__Data lines__.
--- Begin ---
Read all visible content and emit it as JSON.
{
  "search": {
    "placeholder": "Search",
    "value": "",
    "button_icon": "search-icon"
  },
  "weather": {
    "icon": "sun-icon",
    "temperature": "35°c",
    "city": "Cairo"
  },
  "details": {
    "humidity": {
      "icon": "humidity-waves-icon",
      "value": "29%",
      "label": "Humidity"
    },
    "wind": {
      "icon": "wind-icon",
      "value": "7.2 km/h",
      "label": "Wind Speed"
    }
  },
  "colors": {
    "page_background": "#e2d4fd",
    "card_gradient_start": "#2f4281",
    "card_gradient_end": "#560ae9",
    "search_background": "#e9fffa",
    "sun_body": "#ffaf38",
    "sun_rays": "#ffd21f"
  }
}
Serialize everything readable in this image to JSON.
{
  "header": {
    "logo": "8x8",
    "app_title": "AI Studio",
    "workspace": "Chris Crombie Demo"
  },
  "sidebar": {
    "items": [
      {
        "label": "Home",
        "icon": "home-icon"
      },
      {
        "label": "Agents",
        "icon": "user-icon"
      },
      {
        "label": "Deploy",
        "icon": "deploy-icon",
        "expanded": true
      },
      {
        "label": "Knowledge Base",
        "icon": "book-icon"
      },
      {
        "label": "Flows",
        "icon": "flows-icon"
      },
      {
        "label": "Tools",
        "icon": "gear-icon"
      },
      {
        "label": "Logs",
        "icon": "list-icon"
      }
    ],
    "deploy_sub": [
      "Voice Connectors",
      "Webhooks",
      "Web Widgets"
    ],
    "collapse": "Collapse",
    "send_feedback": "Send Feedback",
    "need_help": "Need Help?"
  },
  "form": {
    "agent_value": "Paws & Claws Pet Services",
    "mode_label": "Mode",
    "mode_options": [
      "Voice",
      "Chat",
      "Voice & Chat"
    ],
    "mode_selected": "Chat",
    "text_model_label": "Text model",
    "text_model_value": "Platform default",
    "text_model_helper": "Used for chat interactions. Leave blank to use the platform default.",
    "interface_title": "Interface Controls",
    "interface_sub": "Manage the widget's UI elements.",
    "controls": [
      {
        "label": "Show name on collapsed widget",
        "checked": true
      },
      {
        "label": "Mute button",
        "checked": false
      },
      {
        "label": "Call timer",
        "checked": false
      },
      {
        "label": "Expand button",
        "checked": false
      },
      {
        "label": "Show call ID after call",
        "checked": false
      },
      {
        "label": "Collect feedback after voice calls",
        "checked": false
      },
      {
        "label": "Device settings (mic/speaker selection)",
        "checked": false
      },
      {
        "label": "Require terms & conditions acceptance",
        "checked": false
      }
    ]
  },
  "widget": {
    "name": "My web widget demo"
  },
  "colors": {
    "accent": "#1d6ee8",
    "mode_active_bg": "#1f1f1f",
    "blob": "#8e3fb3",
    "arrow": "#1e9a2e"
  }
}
--- End ---
__Work required__. Each line containing "default" counts once; state the total number of such lines and nothing else.

__Response to this exercise__. 2